**Objective**
Reproduce the data below with every instance of "y-tick-label" replaced by "y-axis-label", leaving all else unchanged.

**Provided records**
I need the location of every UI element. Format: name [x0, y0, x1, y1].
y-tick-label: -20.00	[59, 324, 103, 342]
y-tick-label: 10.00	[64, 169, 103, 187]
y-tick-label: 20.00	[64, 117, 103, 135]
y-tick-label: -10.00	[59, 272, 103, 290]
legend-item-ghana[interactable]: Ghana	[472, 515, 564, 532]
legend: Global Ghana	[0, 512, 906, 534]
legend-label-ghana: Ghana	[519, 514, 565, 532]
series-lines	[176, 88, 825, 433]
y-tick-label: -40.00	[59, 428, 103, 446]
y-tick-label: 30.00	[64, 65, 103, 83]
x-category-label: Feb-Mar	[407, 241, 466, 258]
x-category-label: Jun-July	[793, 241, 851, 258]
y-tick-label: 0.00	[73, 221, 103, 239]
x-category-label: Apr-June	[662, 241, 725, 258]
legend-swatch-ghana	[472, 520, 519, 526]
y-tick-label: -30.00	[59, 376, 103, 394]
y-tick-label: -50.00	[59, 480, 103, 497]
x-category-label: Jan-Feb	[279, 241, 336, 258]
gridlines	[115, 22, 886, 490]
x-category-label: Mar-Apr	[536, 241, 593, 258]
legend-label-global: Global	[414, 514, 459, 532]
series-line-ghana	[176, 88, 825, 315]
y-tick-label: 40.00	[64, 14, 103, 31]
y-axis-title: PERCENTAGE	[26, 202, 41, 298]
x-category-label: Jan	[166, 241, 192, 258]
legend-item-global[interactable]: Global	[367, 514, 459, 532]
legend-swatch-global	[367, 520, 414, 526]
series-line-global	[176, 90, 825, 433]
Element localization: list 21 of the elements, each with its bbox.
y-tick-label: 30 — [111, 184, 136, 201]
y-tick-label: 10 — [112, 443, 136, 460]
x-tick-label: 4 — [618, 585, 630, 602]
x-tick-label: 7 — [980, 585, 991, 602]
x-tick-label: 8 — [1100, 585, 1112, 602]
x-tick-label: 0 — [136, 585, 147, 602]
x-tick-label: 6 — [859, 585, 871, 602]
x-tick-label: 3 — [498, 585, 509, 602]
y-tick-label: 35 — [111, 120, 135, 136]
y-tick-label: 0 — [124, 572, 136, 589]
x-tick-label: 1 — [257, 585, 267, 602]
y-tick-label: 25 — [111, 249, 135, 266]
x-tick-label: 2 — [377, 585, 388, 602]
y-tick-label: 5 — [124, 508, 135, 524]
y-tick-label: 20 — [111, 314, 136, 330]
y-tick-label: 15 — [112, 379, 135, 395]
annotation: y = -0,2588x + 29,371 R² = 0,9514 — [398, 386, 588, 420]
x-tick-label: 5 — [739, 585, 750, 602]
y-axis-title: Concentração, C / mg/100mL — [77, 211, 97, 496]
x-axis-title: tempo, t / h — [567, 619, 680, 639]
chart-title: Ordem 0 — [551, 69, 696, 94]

**Full response**
I need the location of every UI element. Format: name [x0, y0, x1, y1].
y-axis-label: -20.00	[59, 324, 103, 342]
y-axis-label: 10.00	[64, 169, 103, 187]
y-axis-label: 20.00	[64, 117, 103, 135]
y-axis-label: -10.00	[59, 272, 103, 290]
legend-item-ghana[interactable]: Ghana	[472, 515, 564, 532]
legend: Global Ghana	[0, 512, 906, 534]
legend-label-ghana: Ghana	[519, 514, 565, 532]
series-lines	[176, 88, 825, 433]
y-axis-label: -40.00	[59, 428, 103, 446]
y-axis-label: 30.00	[64, 65, 103, 83]
x-category-label: Feb-Mar	[407, 241, 466, 258]
x-category-label: Jun-July	[793, 241, 851, 258]
y-axis-label: 0.00	[73, 221, 103, 239]
x-category-label: Apr-June	[662, 241, 725, 258]
legend-swatch-ghana	[472, 520, 519, 526]
y-axis-label: -30.00	[59, 376, 103, 394]
y-axis-label: -50.00	[59, 480, 103, 497]
x-category-label: Jan-Feb	[279, 241, 336, 258]
gridlines	[115, 22, 886, 490]
x-category-label: Mar-Apr	[536, 241, 593, 258]
legend-label-global: Global	[414, 514, 459, 532]
series-line-ghana	[176, 88, 825, 315]
y-axis-label: 40.00	[64, 14, 103, 31]
y-axis-title: PERCENTAGE	[26, 202, 41, 298]
x-category-label: Jan	[166, 241, 192, 258]
legend-item-global[interactable]: Global	[367, 514, 459, 532]
legend-swatch-global	[367, 520, 414, 526]
series-line-global	[176, 90, 825, 433]
Element localization: list 21 of the elements, each with its bbox.
y-axis-label: 30 — [111, 184, 136, 201]
y-axis-label: 10 — [112, 443, 136, 460]
x-tick-label: 4 — [618, 585, 630, 602]
x-tick-label: 7 — [980, 585, 991, 602]
x-tick-label: 8 — [1100, 585, 1112, 602]
x-tick-label: 0 — [136, 585, 147, 602]
x-tick-label: 6 — [859, 585, 871, 602]
x-tick-label: 3 — [498, 585, 509, 602]
y-axis-label: 35 — [111, 120, 135, 136]
y-axis-label: 0 — [124, 572, 136, 589]
x-tick-label: 1 — [257, 585, 267, 602]
y-axis-label: 25 — [111, 249, 135, 266]
x-tick-label: 2 — [377, 585, 388, 602]
y-axis-label: 5 — [124, 508, 135, 524]
y-axis-label: 20 — [111, 314, 136, 330]
y-axis-label: 15 — [112, 379, 135, 395]
annotation: y = -0,2588x + 29,371 R² = 0,9514 — [398, 386, 588, 420]
x-tick-label: 5 — [739, 585, 750, 602]
y-axis-title: Concentração, C / mg/100mL — [77, 211, 97, 496]
x-axis-title: tempo, t / h — [567, 619, 680, 639]
chart-title: Ordem 0 — [551, 69, 696, 94]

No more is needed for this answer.